Collect the lines of the entries where "along" shows up.

(Stored data)
━━━━

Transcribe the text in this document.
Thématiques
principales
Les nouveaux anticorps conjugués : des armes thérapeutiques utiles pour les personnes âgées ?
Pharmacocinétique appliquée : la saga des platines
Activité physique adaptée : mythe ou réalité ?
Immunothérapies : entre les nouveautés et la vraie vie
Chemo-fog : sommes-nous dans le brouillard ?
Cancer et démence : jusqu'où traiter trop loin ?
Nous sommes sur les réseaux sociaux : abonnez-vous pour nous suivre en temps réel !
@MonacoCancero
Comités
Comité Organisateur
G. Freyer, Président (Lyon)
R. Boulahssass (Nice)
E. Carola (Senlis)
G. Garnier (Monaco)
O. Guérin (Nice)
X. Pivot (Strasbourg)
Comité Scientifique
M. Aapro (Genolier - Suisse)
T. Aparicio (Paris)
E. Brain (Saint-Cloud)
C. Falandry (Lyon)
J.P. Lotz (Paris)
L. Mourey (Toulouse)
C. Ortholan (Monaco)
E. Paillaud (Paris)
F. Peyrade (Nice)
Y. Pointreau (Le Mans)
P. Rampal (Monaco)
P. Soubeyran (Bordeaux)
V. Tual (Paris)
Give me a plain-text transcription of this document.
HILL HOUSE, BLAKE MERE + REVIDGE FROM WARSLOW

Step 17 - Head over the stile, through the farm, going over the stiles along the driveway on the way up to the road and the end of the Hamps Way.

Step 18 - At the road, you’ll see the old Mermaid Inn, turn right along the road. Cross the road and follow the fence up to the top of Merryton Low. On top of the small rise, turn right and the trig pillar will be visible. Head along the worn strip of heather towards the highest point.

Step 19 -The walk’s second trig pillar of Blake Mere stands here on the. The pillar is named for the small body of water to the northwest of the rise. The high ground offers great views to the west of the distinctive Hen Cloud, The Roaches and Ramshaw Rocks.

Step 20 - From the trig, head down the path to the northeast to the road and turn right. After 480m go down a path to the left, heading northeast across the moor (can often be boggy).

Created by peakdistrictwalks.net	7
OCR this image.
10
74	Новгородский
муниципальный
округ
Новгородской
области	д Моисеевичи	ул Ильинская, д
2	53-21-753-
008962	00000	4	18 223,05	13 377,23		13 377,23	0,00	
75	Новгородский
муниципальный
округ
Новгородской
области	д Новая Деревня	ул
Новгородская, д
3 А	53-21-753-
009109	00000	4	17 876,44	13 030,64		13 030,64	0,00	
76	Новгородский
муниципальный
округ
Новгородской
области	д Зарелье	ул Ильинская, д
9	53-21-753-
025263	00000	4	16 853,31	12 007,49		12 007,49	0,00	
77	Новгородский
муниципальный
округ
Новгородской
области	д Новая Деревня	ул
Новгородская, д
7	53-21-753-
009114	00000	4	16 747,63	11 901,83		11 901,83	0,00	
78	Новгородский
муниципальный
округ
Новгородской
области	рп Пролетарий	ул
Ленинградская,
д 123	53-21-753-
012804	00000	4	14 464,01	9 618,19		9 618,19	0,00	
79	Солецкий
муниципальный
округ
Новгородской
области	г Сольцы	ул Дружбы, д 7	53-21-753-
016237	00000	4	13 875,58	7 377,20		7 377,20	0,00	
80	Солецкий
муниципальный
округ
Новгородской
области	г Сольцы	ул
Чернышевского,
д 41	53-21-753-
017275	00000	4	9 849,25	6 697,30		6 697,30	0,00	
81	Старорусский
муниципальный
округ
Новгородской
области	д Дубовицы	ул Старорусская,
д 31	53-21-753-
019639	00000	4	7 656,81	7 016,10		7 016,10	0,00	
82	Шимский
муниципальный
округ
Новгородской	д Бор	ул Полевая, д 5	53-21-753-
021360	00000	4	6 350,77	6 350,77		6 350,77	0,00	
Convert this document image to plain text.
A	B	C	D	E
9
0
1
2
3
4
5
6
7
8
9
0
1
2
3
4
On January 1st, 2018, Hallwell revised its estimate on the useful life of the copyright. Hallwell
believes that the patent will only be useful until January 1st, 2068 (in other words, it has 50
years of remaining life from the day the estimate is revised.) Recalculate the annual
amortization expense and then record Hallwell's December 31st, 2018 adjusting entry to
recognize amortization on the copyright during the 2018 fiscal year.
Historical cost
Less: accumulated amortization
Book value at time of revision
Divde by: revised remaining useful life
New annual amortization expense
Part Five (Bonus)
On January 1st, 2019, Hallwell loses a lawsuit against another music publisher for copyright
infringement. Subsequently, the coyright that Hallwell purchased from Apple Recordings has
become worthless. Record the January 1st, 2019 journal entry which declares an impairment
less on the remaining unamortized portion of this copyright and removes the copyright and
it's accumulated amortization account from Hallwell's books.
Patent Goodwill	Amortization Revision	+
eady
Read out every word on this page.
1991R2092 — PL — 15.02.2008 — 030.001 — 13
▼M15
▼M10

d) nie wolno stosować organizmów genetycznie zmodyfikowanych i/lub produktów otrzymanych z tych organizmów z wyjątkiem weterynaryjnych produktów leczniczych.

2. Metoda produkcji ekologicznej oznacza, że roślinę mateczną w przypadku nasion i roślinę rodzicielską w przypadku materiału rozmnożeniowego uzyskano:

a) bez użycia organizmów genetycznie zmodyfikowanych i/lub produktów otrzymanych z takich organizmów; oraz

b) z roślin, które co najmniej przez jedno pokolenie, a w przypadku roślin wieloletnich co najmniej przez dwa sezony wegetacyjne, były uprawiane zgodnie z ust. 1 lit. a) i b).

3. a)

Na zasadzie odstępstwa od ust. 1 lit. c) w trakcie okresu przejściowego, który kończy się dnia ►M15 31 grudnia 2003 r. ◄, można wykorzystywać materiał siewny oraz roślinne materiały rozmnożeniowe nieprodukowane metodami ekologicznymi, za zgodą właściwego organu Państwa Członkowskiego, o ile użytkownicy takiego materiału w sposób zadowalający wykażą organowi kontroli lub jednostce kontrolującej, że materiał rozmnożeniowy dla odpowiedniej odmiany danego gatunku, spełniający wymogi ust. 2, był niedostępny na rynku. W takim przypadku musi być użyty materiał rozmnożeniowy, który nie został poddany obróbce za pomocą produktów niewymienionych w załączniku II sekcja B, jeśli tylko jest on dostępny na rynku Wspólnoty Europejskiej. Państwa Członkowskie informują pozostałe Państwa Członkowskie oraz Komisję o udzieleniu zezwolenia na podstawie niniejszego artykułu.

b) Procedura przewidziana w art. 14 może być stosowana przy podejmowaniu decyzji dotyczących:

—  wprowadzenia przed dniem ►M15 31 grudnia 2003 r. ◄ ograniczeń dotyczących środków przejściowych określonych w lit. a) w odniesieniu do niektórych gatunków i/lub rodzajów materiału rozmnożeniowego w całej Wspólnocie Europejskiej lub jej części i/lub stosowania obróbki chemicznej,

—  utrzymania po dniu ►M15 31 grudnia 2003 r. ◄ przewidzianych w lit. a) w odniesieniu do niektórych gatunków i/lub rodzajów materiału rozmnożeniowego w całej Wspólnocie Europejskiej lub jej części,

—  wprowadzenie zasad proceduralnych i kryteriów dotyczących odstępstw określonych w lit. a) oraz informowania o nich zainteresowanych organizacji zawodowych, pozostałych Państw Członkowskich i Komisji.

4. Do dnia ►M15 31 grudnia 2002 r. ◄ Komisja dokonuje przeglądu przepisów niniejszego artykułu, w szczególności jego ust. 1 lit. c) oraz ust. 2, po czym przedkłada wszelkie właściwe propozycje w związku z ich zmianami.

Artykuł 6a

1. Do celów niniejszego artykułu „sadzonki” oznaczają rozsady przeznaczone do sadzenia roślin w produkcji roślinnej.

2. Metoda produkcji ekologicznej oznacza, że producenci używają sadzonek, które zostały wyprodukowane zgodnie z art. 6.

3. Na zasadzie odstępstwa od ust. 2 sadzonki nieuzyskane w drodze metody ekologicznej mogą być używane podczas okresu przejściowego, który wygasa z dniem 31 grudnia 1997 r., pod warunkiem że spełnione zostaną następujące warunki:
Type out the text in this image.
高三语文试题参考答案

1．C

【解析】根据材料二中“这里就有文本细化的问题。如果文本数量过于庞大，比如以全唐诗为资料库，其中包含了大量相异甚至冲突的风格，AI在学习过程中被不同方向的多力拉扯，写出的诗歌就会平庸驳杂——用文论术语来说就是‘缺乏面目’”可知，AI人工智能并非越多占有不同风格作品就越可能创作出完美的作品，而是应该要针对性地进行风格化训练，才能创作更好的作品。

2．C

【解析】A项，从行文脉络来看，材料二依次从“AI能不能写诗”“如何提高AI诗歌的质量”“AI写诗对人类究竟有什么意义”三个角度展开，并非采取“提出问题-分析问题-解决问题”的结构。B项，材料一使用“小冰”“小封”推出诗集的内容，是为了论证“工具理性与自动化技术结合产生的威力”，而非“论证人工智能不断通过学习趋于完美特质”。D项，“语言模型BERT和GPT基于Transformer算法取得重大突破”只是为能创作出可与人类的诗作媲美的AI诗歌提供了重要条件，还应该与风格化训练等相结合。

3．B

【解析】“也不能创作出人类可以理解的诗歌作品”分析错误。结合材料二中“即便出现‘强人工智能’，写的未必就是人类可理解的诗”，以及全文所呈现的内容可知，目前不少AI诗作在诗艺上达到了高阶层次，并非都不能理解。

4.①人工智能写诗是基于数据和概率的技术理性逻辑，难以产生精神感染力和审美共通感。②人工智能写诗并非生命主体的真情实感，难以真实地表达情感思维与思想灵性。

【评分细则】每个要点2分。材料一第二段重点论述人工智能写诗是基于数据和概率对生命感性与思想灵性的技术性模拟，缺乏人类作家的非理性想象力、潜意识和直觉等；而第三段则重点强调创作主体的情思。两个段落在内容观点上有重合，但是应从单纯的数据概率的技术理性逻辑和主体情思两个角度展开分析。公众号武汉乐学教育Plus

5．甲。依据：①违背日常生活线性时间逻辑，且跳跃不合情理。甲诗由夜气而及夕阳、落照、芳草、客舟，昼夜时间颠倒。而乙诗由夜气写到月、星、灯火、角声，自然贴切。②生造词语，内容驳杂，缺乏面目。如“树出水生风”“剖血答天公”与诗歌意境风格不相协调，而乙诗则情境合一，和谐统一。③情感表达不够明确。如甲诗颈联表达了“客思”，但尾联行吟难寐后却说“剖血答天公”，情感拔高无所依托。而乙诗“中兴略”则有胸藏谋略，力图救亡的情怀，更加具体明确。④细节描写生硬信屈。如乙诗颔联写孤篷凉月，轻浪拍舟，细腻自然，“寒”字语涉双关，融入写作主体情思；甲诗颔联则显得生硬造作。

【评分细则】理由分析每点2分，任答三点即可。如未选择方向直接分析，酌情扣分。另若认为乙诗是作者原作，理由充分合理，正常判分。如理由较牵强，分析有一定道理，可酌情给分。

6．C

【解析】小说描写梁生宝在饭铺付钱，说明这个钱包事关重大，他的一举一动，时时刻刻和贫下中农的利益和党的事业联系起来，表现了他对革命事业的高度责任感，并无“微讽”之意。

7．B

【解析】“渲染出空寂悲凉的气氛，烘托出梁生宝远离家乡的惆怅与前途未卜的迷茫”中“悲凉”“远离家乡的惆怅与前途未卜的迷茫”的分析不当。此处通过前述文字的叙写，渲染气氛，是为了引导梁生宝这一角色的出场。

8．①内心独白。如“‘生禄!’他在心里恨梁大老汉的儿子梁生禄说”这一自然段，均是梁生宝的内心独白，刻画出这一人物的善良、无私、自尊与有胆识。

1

━━━━

* [OUTPUT]
Step 17 - Head over the stile, through the farm, going over the stiles along the driveway on the way up to the road and the end of the Hamps Way.
Step 18 - At the road, you’ll see the old Mermaid Inn, turn right along the road. Cross the road and follow the fence up to the top of Merryton Low. On top of the small rise, turn right and the trig pillar will be visible. Head along the worn strip of heather towards the highest point.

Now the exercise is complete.